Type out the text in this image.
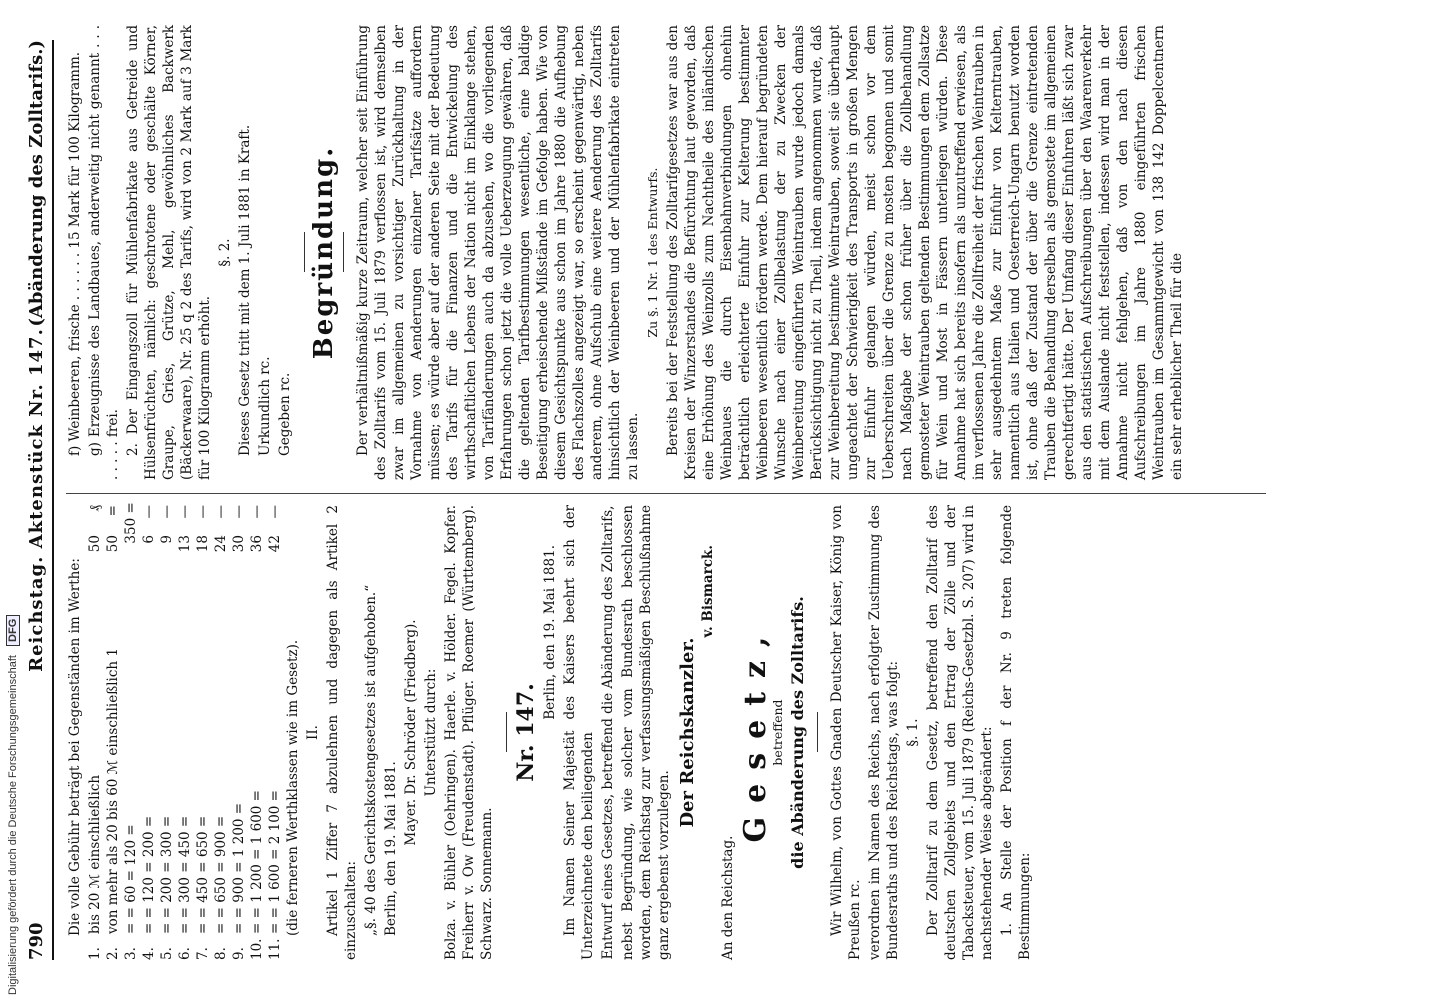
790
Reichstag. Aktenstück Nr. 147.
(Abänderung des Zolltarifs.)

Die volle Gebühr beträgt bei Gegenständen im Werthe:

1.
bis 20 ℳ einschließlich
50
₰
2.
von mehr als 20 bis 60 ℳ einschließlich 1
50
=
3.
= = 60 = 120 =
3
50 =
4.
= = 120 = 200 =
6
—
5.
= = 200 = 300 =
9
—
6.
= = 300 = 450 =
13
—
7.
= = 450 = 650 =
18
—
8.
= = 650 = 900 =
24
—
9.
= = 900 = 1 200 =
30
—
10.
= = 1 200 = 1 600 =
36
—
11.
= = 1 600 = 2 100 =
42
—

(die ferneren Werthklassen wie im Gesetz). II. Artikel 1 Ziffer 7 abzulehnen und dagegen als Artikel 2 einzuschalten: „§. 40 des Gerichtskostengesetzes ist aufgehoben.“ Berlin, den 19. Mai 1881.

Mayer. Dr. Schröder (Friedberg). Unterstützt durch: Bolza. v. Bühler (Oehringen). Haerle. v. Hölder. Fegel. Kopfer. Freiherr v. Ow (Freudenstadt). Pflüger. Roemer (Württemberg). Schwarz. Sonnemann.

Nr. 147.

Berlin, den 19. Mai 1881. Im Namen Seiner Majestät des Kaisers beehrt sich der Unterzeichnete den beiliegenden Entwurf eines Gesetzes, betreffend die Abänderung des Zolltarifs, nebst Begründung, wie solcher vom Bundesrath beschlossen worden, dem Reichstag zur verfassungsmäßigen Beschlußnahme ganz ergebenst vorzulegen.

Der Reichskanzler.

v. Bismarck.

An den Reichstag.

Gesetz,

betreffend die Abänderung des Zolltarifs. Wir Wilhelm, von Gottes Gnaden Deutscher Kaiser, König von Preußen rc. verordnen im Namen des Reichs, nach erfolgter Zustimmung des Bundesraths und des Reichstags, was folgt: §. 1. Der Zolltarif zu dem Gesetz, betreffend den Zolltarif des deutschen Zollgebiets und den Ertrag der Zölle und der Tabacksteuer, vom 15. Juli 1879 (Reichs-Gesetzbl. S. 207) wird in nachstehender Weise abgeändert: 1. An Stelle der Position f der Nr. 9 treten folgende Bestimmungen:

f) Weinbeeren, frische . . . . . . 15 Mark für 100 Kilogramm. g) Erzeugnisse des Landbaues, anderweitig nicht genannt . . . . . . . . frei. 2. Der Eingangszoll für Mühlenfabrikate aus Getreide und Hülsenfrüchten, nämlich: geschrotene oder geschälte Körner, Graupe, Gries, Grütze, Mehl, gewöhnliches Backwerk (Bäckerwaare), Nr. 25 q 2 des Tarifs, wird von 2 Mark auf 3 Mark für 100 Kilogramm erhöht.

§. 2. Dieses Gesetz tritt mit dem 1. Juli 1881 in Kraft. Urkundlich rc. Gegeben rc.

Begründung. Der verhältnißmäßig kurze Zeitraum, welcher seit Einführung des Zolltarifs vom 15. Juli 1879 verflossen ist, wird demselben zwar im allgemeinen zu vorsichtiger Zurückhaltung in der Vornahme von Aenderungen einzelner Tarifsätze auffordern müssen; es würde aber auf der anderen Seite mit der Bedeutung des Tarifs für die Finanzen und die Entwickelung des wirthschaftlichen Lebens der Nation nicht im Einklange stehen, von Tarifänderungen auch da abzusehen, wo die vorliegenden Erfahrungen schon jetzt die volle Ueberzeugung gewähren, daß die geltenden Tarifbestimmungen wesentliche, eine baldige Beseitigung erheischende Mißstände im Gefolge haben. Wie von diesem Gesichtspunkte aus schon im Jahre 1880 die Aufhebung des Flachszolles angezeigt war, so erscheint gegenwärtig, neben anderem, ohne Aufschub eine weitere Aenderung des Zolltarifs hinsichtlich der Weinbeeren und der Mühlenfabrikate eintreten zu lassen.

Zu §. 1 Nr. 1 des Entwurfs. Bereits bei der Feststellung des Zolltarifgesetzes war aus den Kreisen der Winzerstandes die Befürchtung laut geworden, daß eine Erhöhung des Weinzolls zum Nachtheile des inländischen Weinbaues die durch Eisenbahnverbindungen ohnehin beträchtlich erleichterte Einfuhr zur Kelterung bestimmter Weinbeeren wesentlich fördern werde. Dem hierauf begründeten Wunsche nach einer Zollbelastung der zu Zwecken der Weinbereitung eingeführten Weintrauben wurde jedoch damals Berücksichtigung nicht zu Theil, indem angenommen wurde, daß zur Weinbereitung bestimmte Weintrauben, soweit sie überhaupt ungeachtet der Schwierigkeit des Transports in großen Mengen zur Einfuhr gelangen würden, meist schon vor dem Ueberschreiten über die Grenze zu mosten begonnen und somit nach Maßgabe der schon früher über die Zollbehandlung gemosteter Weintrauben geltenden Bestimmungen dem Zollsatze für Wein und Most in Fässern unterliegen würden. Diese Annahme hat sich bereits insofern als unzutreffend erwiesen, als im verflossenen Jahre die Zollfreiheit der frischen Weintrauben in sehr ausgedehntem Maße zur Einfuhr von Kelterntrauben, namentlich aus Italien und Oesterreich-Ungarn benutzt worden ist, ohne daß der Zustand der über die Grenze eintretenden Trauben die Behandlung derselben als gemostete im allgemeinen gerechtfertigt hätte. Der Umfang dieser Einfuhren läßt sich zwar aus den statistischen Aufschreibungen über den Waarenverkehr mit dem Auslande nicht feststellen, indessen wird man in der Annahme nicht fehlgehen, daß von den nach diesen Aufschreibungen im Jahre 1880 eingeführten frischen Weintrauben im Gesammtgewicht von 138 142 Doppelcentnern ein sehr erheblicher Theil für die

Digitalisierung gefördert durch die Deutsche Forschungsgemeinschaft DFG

■ **What is being asked**: Return each line of the data above that includes the word "Abänderung".

■ **The completed task**:
(Abänderung des Zolltarifs.)
Berlin, den 19. Mai 1881. Im Namen Seiner Majestät des Kaisers beehrt sich der Unterzeichnete den beiliegenden Entwurf eines Gesetzes, betreffend die Abänderung des Zolltarifs, nebst Begründung, wie solcher vom Bundesrath beschlossen worden, dem Reichstag zur verfassungsmäßigen Beschlußnahme ganz ergebenst vorzulegen.
betreffend die Abänderung des Zolltarifs. Wir Wilhelm, von Gottes Gnaden Deutscher Kaiser, König von Preußen rc. verordnen im Namen des Reichs, nach erfolgter Zustimmung des Bundesraths und des Reichstags, was folgt: §. 1. Der Zolltarif zu dem Gesetz, betreffend den Zolltarif des deutschen Zollgebiets und den Ertrag der Zölle und der Tabacksteuer, vom 15. Juli 1879 (Reichs-Gesetzbl. S. 207) wird in nachstehender Weise abgeändert: 1. An Stelle der Position f der Nr. 9 treten folgende Bestimmungen:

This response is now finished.